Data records
════════════════════
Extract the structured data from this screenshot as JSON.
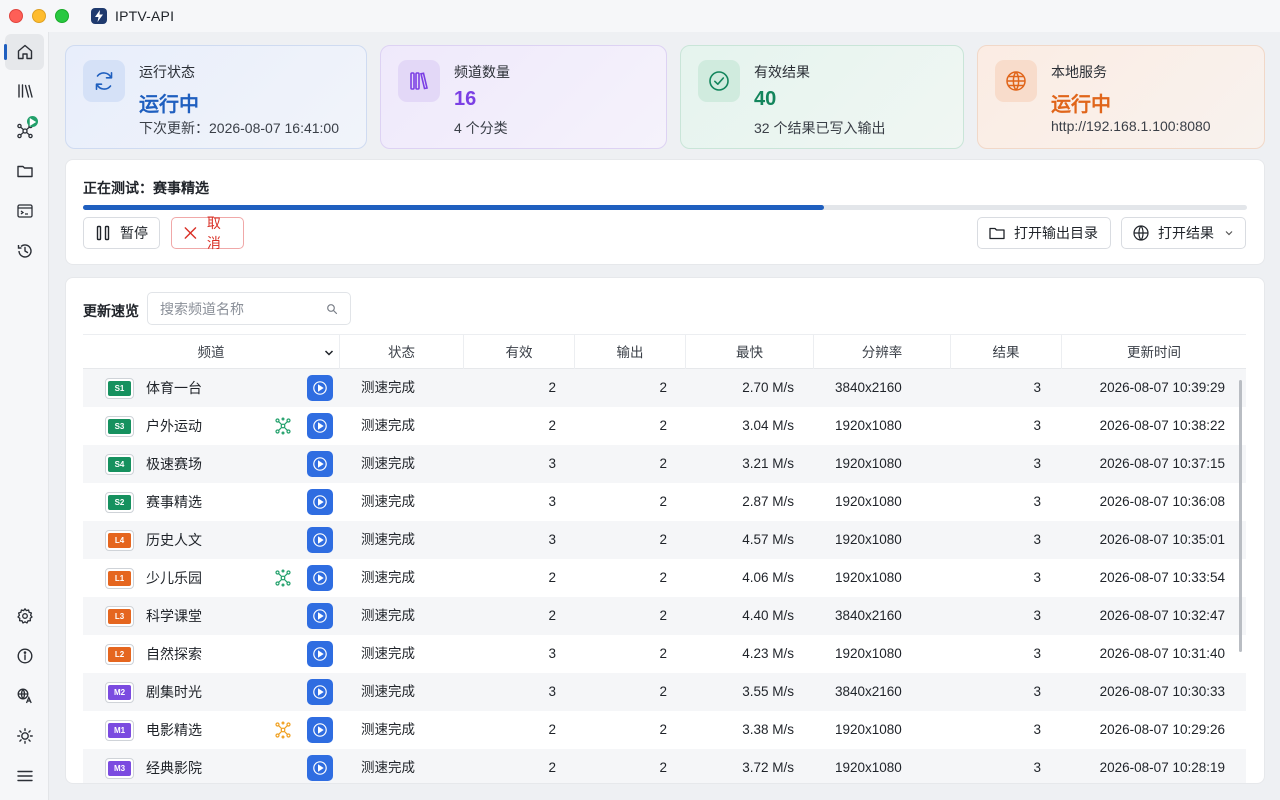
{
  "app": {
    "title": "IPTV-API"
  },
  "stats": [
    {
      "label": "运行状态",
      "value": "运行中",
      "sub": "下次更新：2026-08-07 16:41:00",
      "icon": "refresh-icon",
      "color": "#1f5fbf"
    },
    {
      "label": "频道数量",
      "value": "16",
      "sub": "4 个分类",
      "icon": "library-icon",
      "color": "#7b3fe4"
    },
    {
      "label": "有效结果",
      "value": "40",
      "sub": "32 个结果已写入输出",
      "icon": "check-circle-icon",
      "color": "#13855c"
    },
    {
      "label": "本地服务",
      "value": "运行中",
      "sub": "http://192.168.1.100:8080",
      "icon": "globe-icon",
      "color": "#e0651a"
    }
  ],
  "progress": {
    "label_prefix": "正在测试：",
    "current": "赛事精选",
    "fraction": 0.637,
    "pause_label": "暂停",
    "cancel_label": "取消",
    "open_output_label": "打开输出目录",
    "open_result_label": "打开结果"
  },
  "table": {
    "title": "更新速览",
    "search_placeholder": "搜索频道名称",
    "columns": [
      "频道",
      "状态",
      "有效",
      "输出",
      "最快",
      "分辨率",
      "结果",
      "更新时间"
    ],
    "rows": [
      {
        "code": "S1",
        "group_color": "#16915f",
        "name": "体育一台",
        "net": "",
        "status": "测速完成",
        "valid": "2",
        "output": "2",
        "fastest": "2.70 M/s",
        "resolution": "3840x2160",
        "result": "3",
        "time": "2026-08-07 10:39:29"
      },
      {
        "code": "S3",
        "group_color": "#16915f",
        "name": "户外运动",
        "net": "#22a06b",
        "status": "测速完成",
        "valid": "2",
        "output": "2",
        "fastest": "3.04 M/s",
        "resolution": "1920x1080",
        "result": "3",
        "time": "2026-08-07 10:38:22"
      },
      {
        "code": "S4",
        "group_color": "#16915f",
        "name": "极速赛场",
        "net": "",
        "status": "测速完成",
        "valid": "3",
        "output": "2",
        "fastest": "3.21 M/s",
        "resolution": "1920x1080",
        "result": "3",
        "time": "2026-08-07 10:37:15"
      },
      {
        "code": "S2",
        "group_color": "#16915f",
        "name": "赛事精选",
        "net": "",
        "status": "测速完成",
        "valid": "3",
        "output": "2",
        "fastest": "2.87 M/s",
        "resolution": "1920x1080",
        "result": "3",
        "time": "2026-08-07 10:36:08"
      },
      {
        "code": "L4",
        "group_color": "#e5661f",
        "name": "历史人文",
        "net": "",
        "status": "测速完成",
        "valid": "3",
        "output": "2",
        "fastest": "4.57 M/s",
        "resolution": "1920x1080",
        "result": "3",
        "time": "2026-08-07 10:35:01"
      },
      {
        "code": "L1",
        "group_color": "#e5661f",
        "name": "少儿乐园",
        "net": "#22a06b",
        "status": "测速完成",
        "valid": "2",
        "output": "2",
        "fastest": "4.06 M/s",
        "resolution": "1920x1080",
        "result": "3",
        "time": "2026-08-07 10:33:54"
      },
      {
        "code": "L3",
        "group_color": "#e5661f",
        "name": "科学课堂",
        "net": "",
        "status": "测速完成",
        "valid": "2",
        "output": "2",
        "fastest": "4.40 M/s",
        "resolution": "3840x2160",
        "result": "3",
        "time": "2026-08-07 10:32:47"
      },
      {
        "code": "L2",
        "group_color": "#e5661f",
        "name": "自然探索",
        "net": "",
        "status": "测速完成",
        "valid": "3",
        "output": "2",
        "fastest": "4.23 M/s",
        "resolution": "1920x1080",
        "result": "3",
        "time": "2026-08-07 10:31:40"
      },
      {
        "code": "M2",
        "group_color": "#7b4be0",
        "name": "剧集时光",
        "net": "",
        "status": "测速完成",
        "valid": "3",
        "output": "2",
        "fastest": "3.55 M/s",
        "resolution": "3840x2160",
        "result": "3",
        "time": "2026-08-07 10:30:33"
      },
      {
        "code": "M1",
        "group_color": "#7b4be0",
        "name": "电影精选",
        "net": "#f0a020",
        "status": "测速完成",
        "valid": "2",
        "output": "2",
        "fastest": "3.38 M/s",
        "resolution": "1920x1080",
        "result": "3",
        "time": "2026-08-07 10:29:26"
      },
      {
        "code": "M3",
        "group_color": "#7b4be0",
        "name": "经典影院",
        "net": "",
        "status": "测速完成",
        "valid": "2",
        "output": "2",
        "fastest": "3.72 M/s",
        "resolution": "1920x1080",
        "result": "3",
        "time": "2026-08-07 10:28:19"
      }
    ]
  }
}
════════════════════
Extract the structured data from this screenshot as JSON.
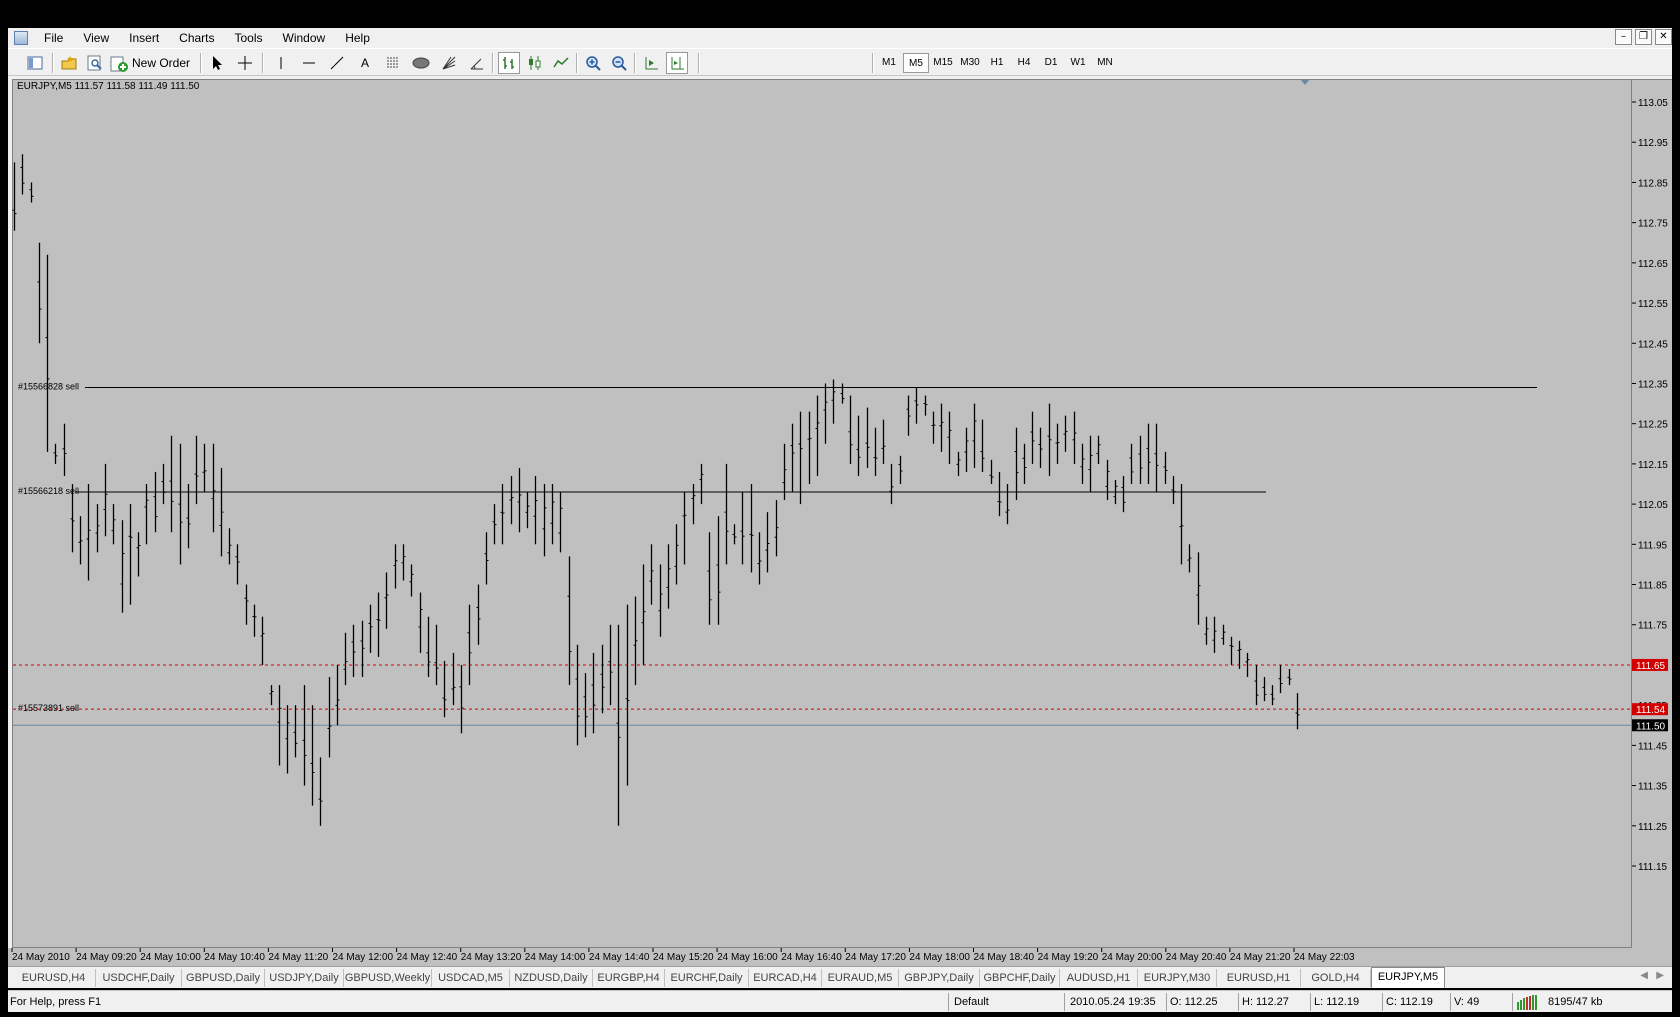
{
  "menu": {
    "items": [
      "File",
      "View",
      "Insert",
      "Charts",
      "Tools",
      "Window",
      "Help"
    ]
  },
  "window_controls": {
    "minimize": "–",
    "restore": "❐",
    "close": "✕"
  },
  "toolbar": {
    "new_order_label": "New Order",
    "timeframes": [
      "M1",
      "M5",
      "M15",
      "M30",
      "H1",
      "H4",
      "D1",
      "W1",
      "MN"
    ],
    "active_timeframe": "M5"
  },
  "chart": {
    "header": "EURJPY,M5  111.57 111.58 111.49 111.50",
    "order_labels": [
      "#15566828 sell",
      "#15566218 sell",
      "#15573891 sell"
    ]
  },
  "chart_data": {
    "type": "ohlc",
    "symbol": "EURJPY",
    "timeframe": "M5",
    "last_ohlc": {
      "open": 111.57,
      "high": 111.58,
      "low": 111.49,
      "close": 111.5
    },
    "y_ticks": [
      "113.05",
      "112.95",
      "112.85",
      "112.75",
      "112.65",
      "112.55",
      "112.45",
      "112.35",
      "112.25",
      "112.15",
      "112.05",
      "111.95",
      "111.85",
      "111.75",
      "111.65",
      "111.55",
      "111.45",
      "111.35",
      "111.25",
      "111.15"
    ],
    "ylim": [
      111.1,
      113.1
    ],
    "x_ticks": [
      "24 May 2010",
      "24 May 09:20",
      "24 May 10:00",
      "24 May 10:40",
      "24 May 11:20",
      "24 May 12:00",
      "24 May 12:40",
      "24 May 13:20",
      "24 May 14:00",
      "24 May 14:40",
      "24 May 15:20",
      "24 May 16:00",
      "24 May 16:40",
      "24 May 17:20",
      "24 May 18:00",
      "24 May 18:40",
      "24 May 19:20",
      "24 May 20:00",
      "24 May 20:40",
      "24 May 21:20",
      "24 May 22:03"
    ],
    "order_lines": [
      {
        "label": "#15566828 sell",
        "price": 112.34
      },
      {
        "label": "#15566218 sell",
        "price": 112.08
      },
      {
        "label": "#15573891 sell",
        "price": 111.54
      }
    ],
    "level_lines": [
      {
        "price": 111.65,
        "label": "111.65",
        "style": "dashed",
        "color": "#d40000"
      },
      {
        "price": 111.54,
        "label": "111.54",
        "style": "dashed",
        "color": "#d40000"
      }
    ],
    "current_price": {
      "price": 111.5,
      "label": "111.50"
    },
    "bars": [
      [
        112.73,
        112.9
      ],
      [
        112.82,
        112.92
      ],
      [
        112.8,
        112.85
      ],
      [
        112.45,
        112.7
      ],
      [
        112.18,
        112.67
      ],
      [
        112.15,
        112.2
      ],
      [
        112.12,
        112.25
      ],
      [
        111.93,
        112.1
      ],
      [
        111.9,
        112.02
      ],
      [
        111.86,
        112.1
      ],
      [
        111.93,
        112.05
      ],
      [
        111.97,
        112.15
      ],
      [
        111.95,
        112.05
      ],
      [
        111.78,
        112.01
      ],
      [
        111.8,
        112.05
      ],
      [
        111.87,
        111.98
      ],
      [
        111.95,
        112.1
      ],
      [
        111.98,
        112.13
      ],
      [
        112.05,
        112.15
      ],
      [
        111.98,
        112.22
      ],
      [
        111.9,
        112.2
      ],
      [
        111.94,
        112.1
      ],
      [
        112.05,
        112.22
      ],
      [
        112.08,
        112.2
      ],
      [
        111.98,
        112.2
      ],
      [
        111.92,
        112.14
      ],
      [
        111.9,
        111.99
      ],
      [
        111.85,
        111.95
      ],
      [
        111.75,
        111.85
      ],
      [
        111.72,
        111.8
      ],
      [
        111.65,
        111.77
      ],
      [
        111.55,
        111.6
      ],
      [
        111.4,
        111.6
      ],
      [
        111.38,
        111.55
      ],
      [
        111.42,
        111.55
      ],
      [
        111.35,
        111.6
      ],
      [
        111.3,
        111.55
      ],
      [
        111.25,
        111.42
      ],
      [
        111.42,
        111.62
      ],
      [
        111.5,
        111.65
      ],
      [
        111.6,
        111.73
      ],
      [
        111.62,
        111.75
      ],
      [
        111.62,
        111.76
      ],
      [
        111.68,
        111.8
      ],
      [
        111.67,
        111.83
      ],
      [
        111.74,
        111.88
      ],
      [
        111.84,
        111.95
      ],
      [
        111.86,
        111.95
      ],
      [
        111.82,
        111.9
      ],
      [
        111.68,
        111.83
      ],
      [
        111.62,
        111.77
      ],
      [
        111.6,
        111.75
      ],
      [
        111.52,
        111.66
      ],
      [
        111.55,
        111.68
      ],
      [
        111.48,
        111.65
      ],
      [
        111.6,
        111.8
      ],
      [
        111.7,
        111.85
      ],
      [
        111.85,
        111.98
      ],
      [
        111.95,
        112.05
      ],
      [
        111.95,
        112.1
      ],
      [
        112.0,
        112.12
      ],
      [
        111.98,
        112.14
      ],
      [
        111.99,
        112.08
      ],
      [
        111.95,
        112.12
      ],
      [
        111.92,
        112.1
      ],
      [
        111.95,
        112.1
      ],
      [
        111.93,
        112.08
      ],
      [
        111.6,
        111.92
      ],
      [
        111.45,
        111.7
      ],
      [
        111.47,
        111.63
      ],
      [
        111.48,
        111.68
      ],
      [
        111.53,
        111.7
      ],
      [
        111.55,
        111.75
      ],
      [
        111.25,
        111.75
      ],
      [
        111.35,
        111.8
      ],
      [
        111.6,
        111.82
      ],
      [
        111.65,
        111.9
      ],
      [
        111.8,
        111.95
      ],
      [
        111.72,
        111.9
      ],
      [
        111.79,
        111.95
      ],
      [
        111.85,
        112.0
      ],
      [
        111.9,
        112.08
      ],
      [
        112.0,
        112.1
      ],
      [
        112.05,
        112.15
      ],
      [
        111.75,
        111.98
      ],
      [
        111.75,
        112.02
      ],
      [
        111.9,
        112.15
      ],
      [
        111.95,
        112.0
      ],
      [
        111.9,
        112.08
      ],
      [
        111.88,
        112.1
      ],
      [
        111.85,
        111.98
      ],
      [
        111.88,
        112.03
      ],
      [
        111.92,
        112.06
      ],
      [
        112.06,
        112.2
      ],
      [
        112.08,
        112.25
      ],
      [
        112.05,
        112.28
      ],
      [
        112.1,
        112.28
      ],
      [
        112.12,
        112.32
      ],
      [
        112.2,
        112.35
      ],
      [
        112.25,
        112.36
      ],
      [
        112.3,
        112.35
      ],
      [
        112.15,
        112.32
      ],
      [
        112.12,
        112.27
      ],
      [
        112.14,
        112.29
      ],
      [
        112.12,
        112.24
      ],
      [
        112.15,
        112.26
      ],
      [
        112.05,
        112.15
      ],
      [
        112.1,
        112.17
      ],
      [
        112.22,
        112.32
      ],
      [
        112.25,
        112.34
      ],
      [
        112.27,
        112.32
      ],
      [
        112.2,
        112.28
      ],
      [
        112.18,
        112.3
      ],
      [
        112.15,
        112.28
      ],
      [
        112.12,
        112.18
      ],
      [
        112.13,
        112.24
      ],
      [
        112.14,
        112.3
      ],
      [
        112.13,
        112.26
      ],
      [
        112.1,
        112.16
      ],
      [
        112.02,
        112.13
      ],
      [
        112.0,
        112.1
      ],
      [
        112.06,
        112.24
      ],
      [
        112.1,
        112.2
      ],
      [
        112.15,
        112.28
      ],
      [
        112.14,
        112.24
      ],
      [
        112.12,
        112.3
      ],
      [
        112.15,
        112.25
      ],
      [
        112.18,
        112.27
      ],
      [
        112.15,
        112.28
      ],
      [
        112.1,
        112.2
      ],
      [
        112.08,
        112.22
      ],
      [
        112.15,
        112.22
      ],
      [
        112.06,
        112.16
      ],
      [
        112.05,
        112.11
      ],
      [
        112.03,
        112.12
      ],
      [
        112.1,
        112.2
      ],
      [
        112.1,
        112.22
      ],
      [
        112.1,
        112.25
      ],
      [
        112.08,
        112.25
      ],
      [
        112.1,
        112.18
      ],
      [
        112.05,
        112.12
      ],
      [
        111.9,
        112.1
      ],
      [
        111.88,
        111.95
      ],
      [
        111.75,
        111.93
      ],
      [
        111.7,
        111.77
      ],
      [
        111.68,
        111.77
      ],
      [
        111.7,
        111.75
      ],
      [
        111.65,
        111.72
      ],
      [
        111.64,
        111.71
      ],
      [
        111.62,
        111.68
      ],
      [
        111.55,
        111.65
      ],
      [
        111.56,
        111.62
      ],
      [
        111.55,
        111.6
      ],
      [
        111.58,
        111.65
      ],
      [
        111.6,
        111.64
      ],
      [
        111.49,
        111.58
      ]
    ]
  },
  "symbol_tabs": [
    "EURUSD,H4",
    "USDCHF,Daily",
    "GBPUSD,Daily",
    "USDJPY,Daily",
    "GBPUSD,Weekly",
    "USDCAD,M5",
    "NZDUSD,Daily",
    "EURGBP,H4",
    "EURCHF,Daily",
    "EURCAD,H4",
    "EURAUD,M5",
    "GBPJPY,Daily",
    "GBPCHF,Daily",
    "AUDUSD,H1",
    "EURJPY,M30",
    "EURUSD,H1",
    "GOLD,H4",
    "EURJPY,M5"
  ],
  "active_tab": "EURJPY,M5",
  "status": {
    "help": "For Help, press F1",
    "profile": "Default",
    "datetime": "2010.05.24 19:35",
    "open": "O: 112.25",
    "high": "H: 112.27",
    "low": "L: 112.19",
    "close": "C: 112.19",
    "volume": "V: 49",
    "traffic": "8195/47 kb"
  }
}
════════════════════
GOAL OF THE EXERCISE: Within the data above, pick out all lines holding the word "sell".

COMPLETED EXERCISE:
      "#15566828 sell",
      "#15566218 sell",
      "#15573891 sell"
        "label": "#15566828 sell",
        "label": "#15566218 sell",
        "label": "#15573891 sell",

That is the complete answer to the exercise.